[Start of Available data]

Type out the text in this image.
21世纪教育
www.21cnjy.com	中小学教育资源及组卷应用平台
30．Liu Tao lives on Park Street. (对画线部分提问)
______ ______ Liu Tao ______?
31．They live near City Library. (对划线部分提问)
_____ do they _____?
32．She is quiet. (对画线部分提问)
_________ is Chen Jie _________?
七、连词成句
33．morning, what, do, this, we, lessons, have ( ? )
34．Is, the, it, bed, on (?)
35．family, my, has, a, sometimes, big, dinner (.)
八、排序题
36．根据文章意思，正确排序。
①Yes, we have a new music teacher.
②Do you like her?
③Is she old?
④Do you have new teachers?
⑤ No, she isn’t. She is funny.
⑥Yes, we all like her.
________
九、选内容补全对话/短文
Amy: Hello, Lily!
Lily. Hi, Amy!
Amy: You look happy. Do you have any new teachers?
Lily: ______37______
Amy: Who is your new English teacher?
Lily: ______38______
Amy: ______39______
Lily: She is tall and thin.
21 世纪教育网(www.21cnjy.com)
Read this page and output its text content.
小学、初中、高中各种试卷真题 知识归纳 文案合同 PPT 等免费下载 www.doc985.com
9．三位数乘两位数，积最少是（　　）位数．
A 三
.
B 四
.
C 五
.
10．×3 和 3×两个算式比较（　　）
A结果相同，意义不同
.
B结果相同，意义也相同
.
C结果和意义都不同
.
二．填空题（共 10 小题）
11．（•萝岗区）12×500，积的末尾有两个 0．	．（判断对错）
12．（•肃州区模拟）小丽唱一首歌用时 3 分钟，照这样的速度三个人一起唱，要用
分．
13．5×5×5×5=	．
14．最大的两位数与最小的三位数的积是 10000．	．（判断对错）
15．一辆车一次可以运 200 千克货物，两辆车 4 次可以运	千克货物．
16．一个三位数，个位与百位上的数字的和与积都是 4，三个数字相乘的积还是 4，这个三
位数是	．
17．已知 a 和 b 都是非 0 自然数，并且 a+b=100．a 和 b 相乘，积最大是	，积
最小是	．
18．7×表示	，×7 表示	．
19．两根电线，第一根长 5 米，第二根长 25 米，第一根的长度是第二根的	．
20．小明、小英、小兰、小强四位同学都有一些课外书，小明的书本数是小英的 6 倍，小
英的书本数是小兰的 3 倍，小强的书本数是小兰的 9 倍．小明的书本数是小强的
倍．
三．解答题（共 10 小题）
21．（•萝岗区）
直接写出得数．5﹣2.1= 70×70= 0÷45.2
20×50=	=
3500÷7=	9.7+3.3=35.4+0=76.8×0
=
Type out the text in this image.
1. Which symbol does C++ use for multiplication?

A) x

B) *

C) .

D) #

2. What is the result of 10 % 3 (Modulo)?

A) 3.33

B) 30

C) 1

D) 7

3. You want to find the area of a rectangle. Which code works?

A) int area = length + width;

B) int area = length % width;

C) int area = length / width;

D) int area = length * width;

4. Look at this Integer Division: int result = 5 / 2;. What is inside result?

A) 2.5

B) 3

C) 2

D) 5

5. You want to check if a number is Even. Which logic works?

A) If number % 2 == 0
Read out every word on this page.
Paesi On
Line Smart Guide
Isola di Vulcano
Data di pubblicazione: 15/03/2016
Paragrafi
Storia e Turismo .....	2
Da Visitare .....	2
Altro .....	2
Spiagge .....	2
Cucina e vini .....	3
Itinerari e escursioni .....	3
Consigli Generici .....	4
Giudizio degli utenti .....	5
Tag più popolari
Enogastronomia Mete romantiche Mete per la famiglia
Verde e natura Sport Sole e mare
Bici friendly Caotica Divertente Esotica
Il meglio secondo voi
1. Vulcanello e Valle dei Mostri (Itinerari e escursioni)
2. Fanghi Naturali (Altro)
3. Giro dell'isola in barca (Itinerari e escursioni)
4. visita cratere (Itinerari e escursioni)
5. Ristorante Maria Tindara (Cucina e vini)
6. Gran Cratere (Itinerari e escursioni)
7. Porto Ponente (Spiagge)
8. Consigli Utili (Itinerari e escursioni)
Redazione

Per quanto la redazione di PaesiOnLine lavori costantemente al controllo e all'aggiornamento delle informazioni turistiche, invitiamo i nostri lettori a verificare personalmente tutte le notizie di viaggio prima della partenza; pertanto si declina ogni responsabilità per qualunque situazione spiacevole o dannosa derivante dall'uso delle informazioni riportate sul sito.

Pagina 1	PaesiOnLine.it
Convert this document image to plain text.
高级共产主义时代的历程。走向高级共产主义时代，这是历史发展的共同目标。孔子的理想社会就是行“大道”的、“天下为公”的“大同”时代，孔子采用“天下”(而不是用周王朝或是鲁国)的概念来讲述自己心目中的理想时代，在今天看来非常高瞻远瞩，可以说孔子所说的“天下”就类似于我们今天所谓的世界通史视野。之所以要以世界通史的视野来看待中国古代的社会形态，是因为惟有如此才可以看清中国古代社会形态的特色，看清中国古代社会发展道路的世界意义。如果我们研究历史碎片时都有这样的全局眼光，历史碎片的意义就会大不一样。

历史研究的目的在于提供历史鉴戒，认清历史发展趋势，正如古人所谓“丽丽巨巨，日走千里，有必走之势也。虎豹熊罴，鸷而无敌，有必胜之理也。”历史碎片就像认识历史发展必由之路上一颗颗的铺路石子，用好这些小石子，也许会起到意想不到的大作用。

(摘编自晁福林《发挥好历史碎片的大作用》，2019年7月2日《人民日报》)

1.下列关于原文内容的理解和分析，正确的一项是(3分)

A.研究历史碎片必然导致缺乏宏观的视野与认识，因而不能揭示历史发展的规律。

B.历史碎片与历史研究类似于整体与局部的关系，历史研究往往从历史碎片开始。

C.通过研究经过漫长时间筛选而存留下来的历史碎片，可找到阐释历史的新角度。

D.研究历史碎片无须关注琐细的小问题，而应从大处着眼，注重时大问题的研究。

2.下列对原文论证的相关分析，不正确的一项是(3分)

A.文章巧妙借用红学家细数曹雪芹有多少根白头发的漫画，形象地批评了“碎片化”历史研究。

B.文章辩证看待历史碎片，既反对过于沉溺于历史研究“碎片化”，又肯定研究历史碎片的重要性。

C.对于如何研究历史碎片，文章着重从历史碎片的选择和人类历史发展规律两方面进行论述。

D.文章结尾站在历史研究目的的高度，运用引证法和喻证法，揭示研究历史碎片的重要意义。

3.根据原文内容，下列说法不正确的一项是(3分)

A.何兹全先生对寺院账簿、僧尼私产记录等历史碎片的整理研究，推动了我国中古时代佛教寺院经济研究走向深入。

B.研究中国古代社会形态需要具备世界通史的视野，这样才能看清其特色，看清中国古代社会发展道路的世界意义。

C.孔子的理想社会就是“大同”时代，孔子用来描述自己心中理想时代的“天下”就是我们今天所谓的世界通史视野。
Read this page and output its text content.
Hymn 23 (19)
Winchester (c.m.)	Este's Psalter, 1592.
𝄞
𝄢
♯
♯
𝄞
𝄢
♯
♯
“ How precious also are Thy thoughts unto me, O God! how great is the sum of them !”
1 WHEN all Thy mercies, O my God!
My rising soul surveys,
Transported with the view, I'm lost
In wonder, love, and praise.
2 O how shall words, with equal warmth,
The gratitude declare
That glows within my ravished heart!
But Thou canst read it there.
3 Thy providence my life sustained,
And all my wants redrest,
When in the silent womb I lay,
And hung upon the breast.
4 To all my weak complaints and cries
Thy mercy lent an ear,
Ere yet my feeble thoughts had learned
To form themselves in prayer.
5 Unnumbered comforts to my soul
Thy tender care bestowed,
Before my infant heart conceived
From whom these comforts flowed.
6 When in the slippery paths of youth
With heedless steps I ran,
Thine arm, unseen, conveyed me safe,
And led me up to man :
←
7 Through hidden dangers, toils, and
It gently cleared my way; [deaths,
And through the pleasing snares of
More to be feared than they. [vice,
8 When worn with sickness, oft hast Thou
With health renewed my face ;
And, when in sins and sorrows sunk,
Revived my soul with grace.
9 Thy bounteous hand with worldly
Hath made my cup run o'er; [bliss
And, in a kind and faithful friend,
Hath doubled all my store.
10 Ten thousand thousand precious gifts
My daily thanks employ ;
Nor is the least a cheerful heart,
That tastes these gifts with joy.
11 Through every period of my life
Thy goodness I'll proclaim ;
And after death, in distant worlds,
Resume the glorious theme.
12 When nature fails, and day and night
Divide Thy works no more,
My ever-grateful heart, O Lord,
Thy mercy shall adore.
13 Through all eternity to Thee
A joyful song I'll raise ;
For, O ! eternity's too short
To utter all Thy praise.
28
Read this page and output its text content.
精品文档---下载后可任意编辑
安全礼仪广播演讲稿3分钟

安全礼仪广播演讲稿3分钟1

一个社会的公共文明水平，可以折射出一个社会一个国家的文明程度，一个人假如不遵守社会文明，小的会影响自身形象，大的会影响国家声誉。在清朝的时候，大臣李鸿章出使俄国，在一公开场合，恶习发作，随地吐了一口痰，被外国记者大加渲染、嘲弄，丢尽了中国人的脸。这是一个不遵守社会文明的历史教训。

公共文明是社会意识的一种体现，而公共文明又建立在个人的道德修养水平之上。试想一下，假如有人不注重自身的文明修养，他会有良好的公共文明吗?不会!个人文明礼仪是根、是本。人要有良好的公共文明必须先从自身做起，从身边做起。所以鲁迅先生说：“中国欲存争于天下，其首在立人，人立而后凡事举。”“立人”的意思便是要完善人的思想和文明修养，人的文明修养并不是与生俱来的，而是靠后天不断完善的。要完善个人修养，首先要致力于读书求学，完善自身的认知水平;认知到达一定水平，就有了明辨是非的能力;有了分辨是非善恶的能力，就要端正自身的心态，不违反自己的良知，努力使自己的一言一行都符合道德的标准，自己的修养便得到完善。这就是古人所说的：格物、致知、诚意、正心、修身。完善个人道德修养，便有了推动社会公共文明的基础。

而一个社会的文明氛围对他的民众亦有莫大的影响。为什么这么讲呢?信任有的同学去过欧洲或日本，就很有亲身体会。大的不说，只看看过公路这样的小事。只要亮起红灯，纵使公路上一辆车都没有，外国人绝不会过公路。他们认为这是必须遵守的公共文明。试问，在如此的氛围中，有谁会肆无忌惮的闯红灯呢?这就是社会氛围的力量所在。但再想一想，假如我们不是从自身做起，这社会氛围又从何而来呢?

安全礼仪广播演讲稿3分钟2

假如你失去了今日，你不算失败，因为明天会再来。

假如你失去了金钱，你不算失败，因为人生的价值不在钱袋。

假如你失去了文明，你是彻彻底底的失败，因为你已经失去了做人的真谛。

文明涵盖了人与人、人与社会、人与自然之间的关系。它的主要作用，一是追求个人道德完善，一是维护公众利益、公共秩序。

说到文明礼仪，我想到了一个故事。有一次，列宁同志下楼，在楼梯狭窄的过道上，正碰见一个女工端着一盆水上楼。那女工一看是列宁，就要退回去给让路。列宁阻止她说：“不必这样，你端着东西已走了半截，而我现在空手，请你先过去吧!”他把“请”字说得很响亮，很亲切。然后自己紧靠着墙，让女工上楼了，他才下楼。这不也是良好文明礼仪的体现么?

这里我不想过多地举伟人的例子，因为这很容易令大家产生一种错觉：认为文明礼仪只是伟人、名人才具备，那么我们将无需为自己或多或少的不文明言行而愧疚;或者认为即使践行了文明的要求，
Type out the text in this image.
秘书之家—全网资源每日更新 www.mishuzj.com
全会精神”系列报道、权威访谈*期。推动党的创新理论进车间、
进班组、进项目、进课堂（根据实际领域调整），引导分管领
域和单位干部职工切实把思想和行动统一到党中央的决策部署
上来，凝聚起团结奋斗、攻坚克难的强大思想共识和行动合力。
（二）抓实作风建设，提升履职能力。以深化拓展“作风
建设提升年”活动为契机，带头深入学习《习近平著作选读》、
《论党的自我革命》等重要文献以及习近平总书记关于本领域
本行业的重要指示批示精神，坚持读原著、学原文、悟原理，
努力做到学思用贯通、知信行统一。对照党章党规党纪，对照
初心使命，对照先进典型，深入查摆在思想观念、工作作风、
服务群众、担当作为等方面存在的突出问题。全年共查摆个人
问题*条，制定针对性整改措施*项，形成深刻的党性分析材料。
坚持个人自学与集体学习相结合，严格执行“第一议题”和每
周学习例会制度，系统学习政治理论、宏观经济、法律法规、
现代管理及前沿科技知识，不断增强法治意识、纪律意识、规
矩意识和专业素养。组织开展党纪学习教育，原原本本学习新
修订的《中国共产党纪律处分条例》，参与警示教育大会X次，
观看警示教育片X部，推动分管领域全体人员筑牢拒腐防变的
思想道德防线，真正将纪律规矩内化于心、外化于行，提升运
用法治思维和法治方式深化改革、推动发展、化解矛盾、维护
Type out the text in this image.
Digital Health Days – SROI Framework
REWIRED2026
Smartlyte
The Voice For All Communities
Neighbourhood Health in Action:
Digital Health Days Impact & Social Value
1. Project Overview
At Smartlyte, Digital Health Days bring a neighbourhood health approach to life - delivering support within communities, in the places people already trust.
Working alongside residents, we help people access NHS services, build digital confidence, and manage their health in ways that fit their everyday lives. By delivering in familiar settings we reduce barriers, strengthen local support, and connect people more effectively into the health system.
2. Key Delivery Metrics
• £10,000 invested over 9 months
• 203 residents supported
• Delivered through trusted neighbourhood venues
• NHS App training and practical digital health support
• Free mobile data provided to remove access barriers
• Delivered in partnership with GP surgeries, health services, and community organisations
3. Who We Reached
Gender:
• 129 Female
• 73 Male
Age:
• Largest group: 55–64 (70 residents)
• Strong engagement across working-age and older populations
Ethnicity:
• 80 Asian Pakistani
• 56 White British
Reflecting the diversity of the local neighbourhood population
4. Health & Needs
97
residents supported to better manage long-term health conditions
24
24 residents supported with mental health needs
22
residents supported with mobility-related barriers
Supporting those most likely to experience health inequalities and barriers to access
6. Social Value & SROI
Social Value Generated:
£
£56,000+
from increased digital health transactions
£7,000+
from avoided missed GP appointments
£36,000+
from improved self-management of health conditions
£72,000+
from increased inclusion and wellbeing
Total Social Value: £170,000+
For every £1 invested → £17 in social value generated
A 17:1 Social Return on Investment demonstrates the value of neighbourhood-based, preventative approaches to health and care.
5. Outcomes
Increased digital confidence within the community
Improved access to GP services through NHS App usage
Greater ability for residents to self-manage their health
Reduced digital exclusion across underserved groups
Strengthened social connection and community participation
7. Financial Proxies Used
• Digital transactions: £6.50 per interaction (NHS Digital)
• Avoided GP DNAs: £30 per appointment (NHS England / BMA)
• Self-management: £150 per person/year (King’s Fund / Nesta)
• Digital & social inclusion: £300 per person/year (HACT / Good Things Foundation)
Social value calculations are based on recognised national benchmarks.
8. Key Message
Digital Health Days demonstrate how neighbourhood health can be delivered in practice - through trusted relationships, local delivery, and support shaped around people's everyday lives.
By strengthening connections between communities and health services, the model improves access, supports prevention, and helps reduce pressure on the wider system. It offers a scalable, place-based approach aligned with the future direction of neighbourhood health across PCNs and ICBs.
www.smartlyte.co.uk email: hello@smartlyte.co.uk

[End of Available data]

#### Written request
Extract every line that has the string "local" in it.

#### Solution for this exercise
Working alongside residents, we help people access NHS services, build digital confidence, and manage their health in ways that fit their everyday lives. By delivering in familiar settings we reduce barriers, strengthen local support, and connect people more effectively into the health system.
Reflecting the diversity of the local neighbourhood population
Digital Health Days demonstrate how neighbourhood health can be delivered in practice - through trusted relationships, local delivery, and support shaped around people's everyday lives.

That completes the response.